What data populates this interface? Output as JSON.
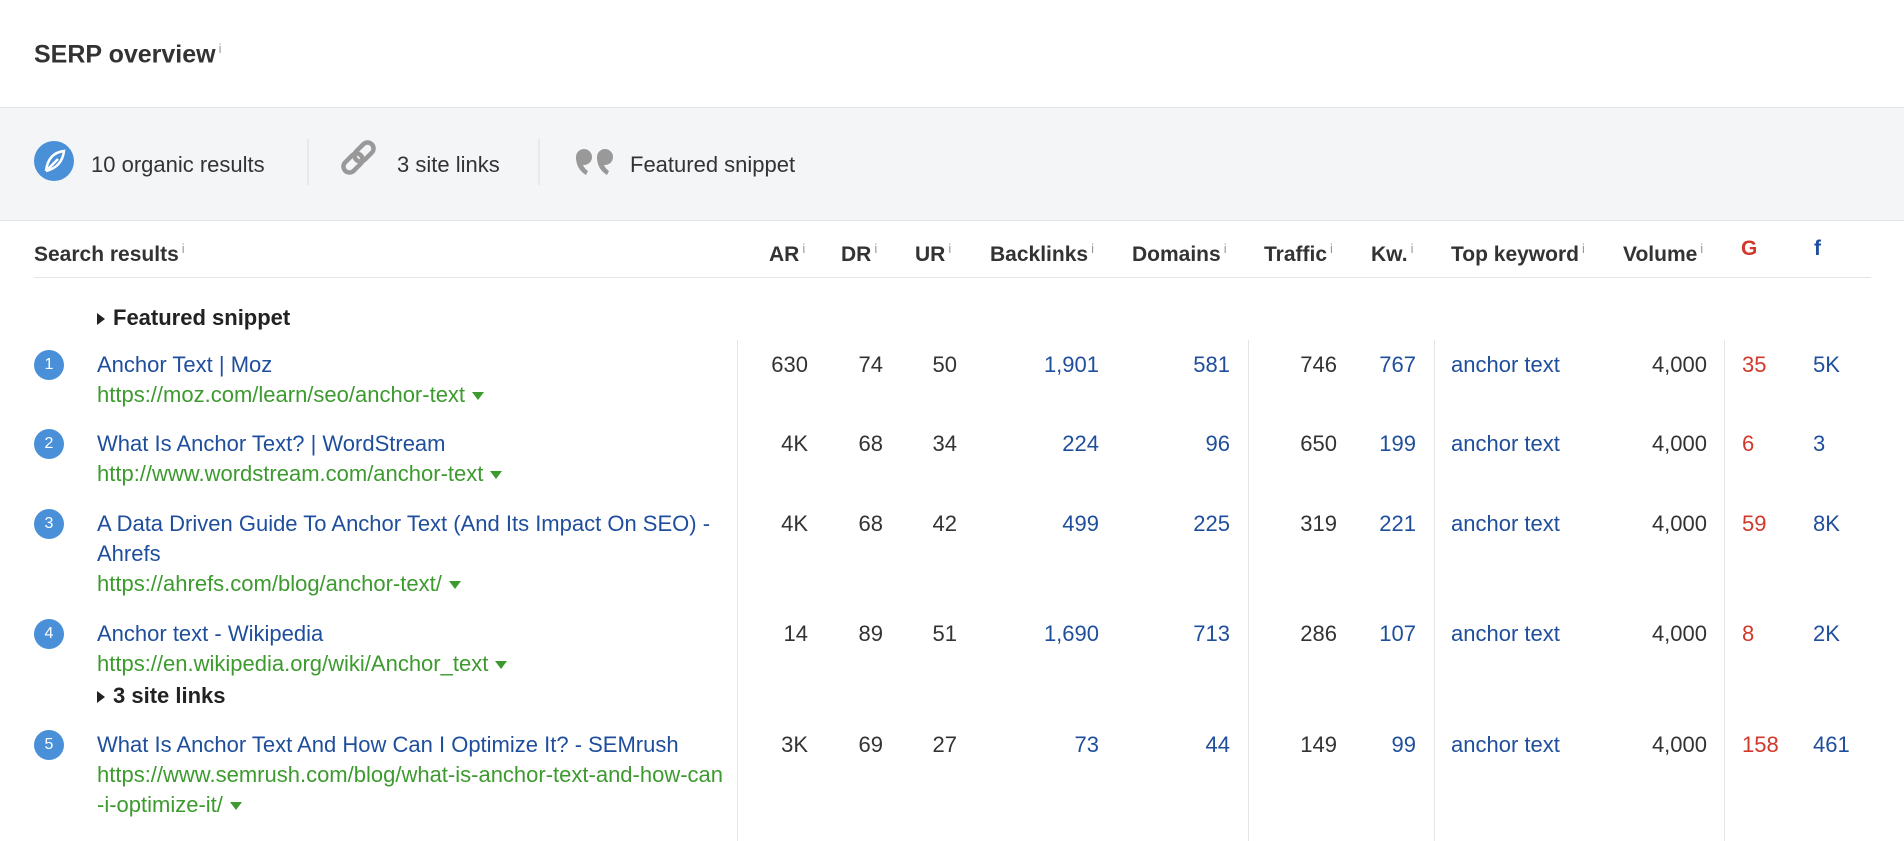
{
  "header": {
    "title": "SERP overview"
  },
  "info_icon": "i",
  "summary": [
    "10 organic results",
    "3 site links",
    "Featured snippet"
  ],
  "table": {
    "columns": [
      "Search results",
      "AR",
      "DR",
      "UR",
      "Backlinks",
      "Domains",
      "Traffic",
      "Kw.",
      "Top keyword",
      "Volume",
      "G",
      "f"
    ],
    "featured_label": "Featured snippet",
    "rows": [
      {
        "rank": "1",
        "title": "Anchor Text | Moz",
        "url": "https://moz.com/learn/seo/anchor-text",
        "cells": [
          "630",
          "74",
          "50",
          "1,901",
          "581",
          "746",
          "767",
          "anchor text",
          "4,000",
          "35",
          "5K"
        ]
      },
      {
        "rank": "2",
        "title": "What Is Anchor Text? | WordStream",
        "url": "http://www.wordstream.com/anchor-text",
        "cells": [
          "4K",
          "68",
          "34",
          "224",
          "96",
          "650",
          "199",
          "anchor text",
          "4,000",
          "6",
          "3"
        ]
      },
      {
        "rank": "3",
        "title": "A Data Driven Guide To Anchor Text (And Its Impact On SEO) - Ahrefs",
        "url": "https://ahrefs.com/blog/anchor-text/",
        "cells": [
          "4K",
          "68",
          "42",
          "499",
          "225",
          "319",
          "221",
          "anchor text",
          "4,000",
          "59",
          "8K"
        ]
      },
      {
        "rank": "4",
        "title": "Anchor text - Wikipedia",
        "url": "https://en.wikipedia.org/wiki/Anchor_text",
        "cells": [
          "14",
          "89",
          "51",
          "1,690",
          "713",
          "286",
          "107",
          "anchor text",
          "4,000",
          "8",
          "2K"
        ],
        "site_links": "3 site links"
      },
      {
        "rank": "5",
        "title": "What Is Anchor Text And How Can I Optimize It? - SEMrush",
        "url": "https://www.semrush.com/blog/what-is-anchor-text-and-how-can-i-optimize-it/",
        "cells": [
          "3K",
          "69",
          "27",
          "73",
          "44",
          "149",
          "99",
          "anchor text",
          "4,000",
          "158",
          "461"
        ]
      }
    ]
  }
}
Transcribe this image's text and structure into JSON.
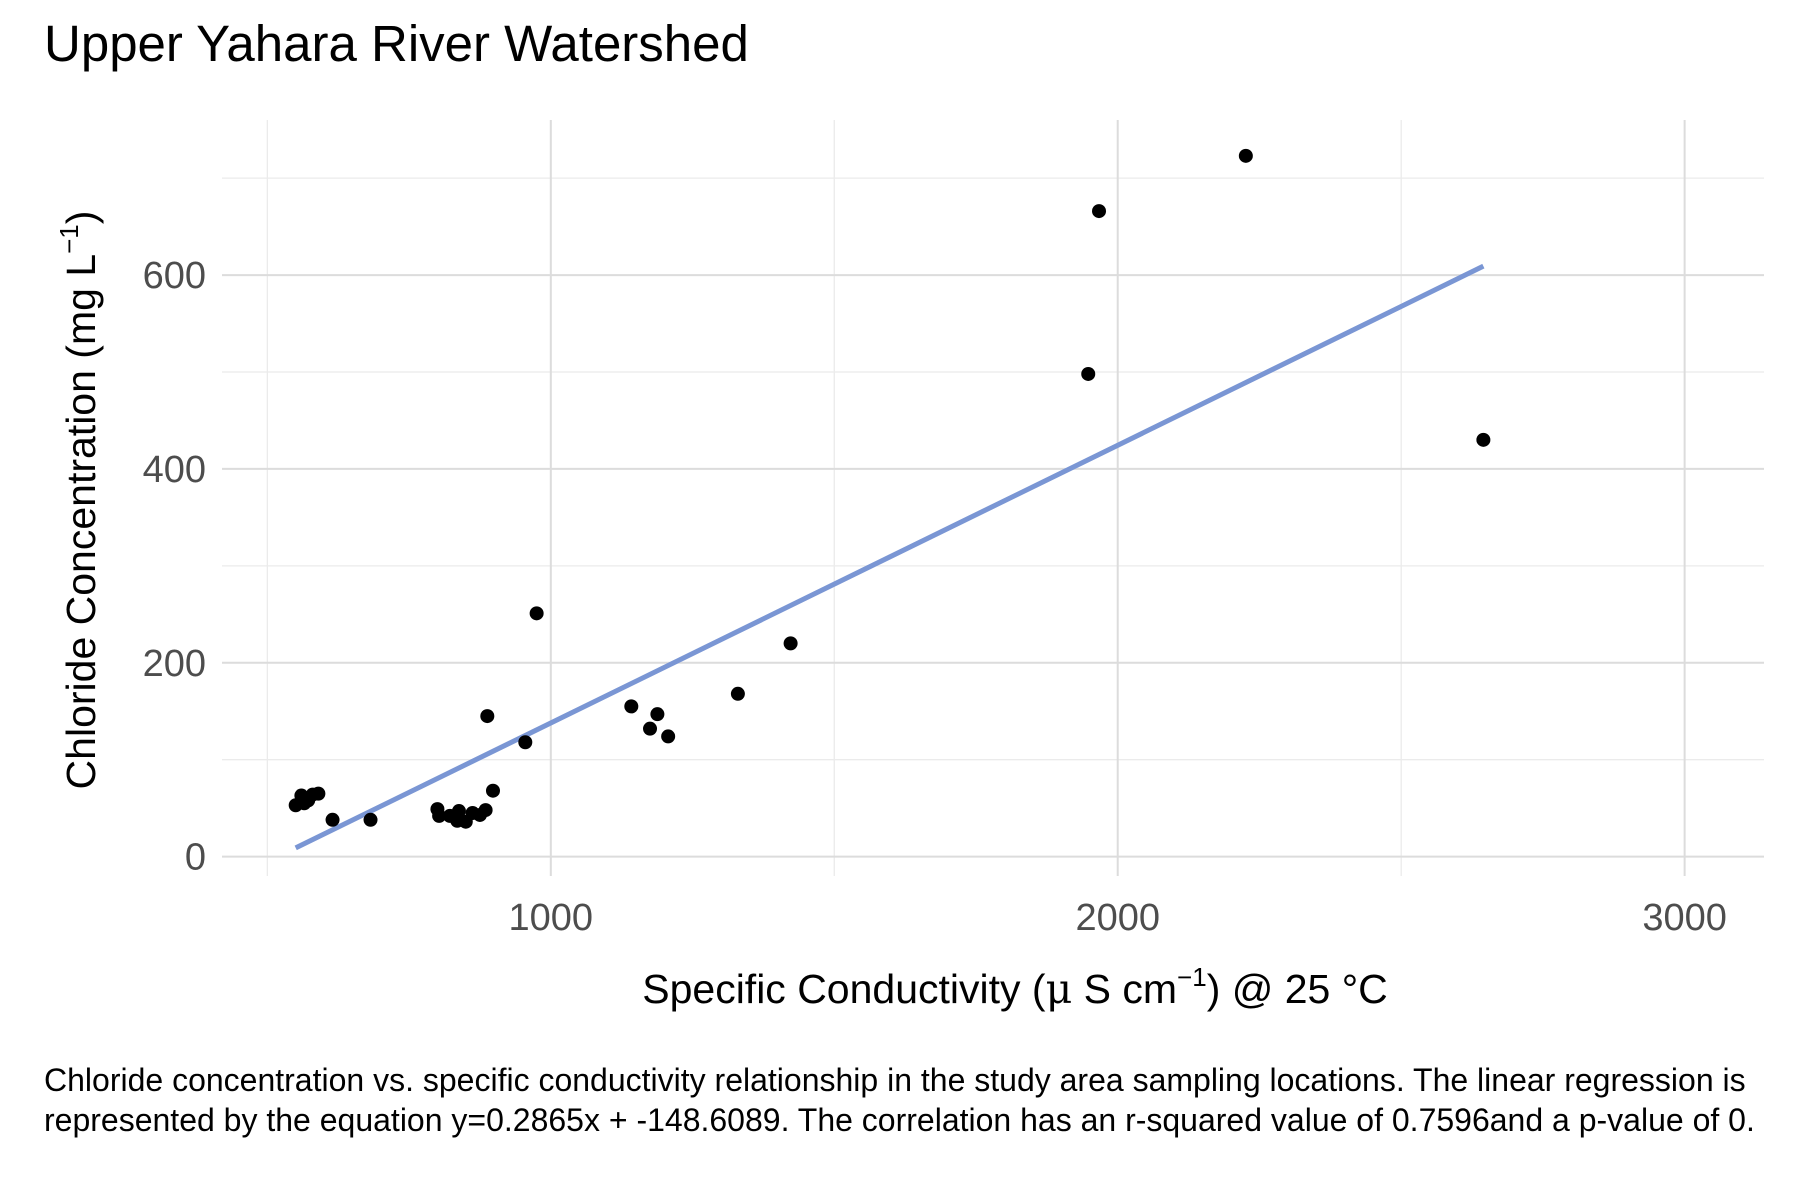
{
  "chart_data": {
    "type": "scatter",
    "title": "Upper Yahara River Watershed",
    "xlabel": {
      "text": "Specific Conductivity (",
      "mu": "μ",
      "unit_main": " S cm",
      "unit_sup": "−1",
      "close": ")",
      "tail": " @ 25 °C"
    },
    "ylabel": {
      "text": "Chloride Concentration (",
      "unit_main": "mg L",
      "unit_sup": "−1",
      "close": ")"
    },
    "xlim": [
      420,
      3140
    ],
    "ylim": [
      -20,
      760
    ],
    "x_ticks": [
      1000,
      2000,
      3000
    ],
    "x_tick_labels": [
      "1000",
      "2000",
      "3000"
    ],
    "y_ticks": [
      0,
      200,
      400,
      600
    ],
    "y_tick_labels": [
      "0",
      "200",
      "400",
      "600"
    ],
    "grid": true,
    "legend": "none",
    "marker_color": "#000000",
    "line_color": "#7a96d4",
    "points": [
      {
        "x": 550,
        "y": 53
      },
      {
        "x": 560,
        "y": 63
      },
      {
        "x": 565,
        "y": 55
      },
      {
        "x": 572,
        "y": 58
      },
      {
        "x": 580,
        "y": 64
      },
      {
        "x": 590,
        "y": 65
      },
      {
        "x": 615,
        "y": 38
      },
      {
        "x": 682,
        "y": 38
      },
      {
        "x": 800,
        "y": 49
      },
      {
        "x": 803,
        "y": 42
      },
      {
        "x": 822,
        "y": 42
      },
      {
        "x": 835,
        "y": 37
      },
      {
        "x": 838,
        "y": 47
      },
      {
        "x": 850,
        "y": 36
      },
      {
        "x": 862,
        "y": 45
      },
      {
        "x": 875,
        "y": 43
      },
      {
        "x": 885,
        "y": 48
      },
      {
        "x": 888,
        "y": 145
      },
      {
        "x": 898,
        "y": 68
      },
      {
        "x": 955,
        "y": 118
      },
      {
        "x": 975,
        "y": 251
      },
      {
        "x": 1142,
        "y": 155
      },
      {
        "x": 1175,
        "y": 132
      },
      {
        "x": 1188,
        "y": 147
      },
      {
        "x": 1207,
        "y": 124
      },
      {
        "x": 1330,
        "y": 168
      },
      {
        "x": 1423,
        "y": 220
      },
      {
        "x": 1948,
        "y": 498
      },
      {
        "x": 1967,
        "y": 666
      },
      {
        "x": 2226,
        "y": 723
      },
      {
        "x": 2645,
        "y": 430
      }
    ],
    "regression": {
      "slope": 0.2865,
      "intercept": -148.6089,
      "x_start": 550,
      "x_end": 2645
    }
  },
  "caption": "Chloride concentration vs. specific conductivity relationship in the study area sampling locations. The linear regression is represented by the equation y=0.2865x + -148.6089. The correlation has an r-squared value of 0.7596and a p-value of 0."
}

+-------+

=== Instructions to follow ===
Write out each line of the data exactly; the images should be left out.

=== Solution below ===
What data populates this interface? Output as JSON.
{
  "header": {
    "title": "SERP overview"
  },
  "info_icon": "i",
  "summary": [
    "10 organic results",
    "3 site links",
    "Featured snippet"
  ],
  "table": {
    "columns": [
      "Search results",
      "AR",
      "DR",
      "UR",
      "Backlinks",
      "Domains",
      "Traffic",
      "Kw.",
      "Top keyword",
      "Volume",
      "G",
      "f"
    ],
    "featured_label": "Featured snippet",
    "rows": [
      {
        "rank": "1",
        "title": "Anchor Text | Moz",
        "url": "https://moz.com/learn/seo/anchor-text",
        "cells": [
          "630",
          "74",
          "50",
          "1,901",
          "581",
          "746",
          "767",
          "anchor text",
          "4,000",
          "35",
          "5K"
        ]
      },
      {
        "rank": "2",
        "title": "What Is Anchor Text? | WordStream",
        "url": "http://www.wordstream.com/anchor-text",
        "cells": [
          "4K",
          "68",
          "34",
          "224",
          "96",
          "650",
          "199",
          "anchor text",
          "4,000",
          "6",
          "3"
        ]
      },
      {
        "rank": "3",
        "title": "A Data Driven Guide To Anchor Text (And Its Impact On SEO) - Ahrefs",
        "url": "https://ahrefs.com/blog/anchor-text/",
        "cells": [
          "4K",
          "68",
          "42",
          "499",
          "225",
          "319",
          "221",
          "anchor text",
          "4,000",
          "59",
          "8K"
        ]
      },
      {
        "rank": "4",
        "title": "Anchor text - Wikipedia",
        "url": "https://en.wikipedia.org/wiki/Anchor_text",
        "cells": [
          "14",
          "89",
          "51",
          "1,690",
          "713",
          "286",
          "107",
          "anchor text",
          "4,000",
          "8",
          "2K"
        ],
        "site_links": "3 site links"
      },
      {
        "rank": "5",
        "title": "What Is Anchor Text And How Can I Optimize It? - SEMrush",
        "url": "https://www.semrush.com/blog/what-is-anchor-text-and-how-can-i-optimize-it/",
        "cells": [
          "3K",
          "69",
          "27",
          "73",
          "44",
          "149",
          "99",
          "anchor text",
          "4,000",
          "158",
          "461"
        ]
      }
    ]
  }
}
Transcribe this image's text and structure into JSON.
{
  "chart_data": {
    "type": "scatter",
    "title": "Upper Yahara River Watershed",
    "xlabel": {
      "text": "Specific Conductivity (",
      "mu": "μ",
      "unit_main": " S cm",
      "unit_sup": "−1",
      "close": ")",
      "tail": " @ 25 °C"
    },
    "ylabel": {
      "text": "Chloride Concentration (",
      "unit_main": "mg L",
      "unit_sup": "−1",
      "close": ")"
    },
    "xlim": [
      420,
      3140
    ],
    "ylim": [
      -20,
      760
    ],
    "x_ticks": [
      1000,
      2000,
      3000
    ],
    "x_tick_labels": [
      "1000",
      "2000",
      "3000"
    ],
    "y_ticks": [
      0,
      200,
      400,
      600
    ],
    "y_tick_labels": [
      "0",
      "200",
      "400",
      "600"
    ],
    "grid": true,
    "legend": "none",
    "marker_color": "#000000",
    "line_color": "#7a96d4",
    "points": [
      {
        "x": 550,
        "y": 53
      },
      {
        "x": 560,
        "y": 63
      },
      {
        "x": 565,
        "y": 55
      },
      {
        "x": 572,
        "y": 58
      },
      {
        "x": 580,
        "y": 64
      },
      {
        "x": 590,
        "y": 65
      },
      {
        "x": 615,
        "y": 38
      },
      {
        "x": 682,
        "y": 38
      },
      {
        "x": 800,
        "y": 49
      },
      {
        "x": 803,
        "y": 42
      },
      {
        "x": 822,
        "y": 42
      },
      {
        "x": 835,
        "y": 37
      },
      {
        "x": 838,
        "y": 47
      },
      {
        "x": 850,
        "y": 36
      },
      {
        "x": 862,
        "y": 45
      },
      {
        "x": 875,
        "y": 43
      },
      {
        "x": 885,
        "y": 48
      },
      {
        "x": 888,
        "y": 145
      },
      {
        "x": 898,
        "y": 68
      },
      {
        "x": 955,
        "y": 118
      },
      {
        "x": 975,
        "y": 251
      },
      {
        "x": 1142,
        "y": 155
      },
      {
        "x": 1175,
        "y": 132
      },
      {
        "x": 1188,
        "y": 147
      },
      {
        "x": 1207,
        "y": 124
      },
      {
        "x": 1330,
        "y": 168
      },
      {
        "x": 1423,
        "y": 220
      },
      {
        "x": 1948,
        "y": 498
      },
      {
        "x": 1967,
        "y": 666
      },
      {
        "x": 2226,
        "y": 723
      },
      {
        "x": 2645,
        "y": 430
      }
    ],
    "regression": {
      "slope": 0.2865,
      "intercept": -148.6089,
      "x_start": 550,
      "x_end": 2645
    }
  },
  "caption": "Chloride concentration vs. specific conductivity relationship in the study area sampling locations. The linear regression is represented by the equation y=0.2865x + -148.6089. The correlation has an r-squared value of 0.7596and a p-value of 0."
}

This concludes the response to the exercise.